Leave out any pictures and transcribe all other data below exactly.

--- Start INPUT FOR THIS TASK ---

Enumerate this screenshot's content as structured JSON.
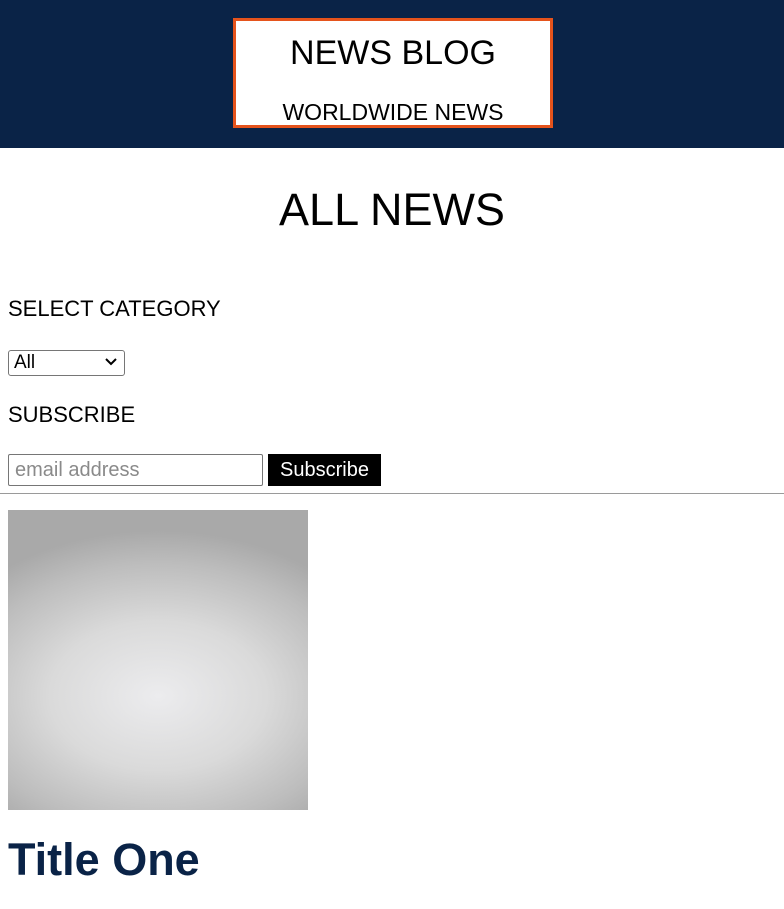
{
  "header": {
    "brand_title": "NEWS BLOG",
    "brand_subtitle": "WORLDWIDE NEWS",
    "background_color": "#0a2347",
    "border_color": "#e5531c"
  },
  "main": {
    "heading": "ALL NEWS",
    "category": {
      "label": "SELECT CATEGORY",
      "selected": "All",
      "icon": "chevron-down-icon"
    },
    "subscribe": {
      "label": "SUBSCRIBE",
      "email_value": "",
      "email_placeholder": "email address",
      "button_label": "Subscribe"
    }
  },
  "posts": [
    {
      "title": "Title One",
      "title_color": "#0a2347"
    }
  ]
}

--- End INPUT FOR THIS TASK ---

**RESULT BELOW:**
Enumerate this screenshot's content as structured JSON.
{
  "header": {
    "brand_title": "NEWS BLOG",
    "brand_subtitle": "WORLDWIDE NEWS",
    "background_color": "#0a2347",
    "border_color": "#e5531c"
  },
  "main": {
    "heading": "ALL NEWS",
    "category": {
      "label": "SELECT CATEGORY",
      "selected": "All",
      "icon": "chevron-down-icon"
    },
    "subscribe": {
      "label": "SUBSCRIBE",
      "email_value": "",
      "email_placeholder": "email address",
      "button_label": "Subscribe"
    }
  },
  "posts": [
    {
      "title": "Title One",
      "title_color": "#0a2347"
    }
  ]
}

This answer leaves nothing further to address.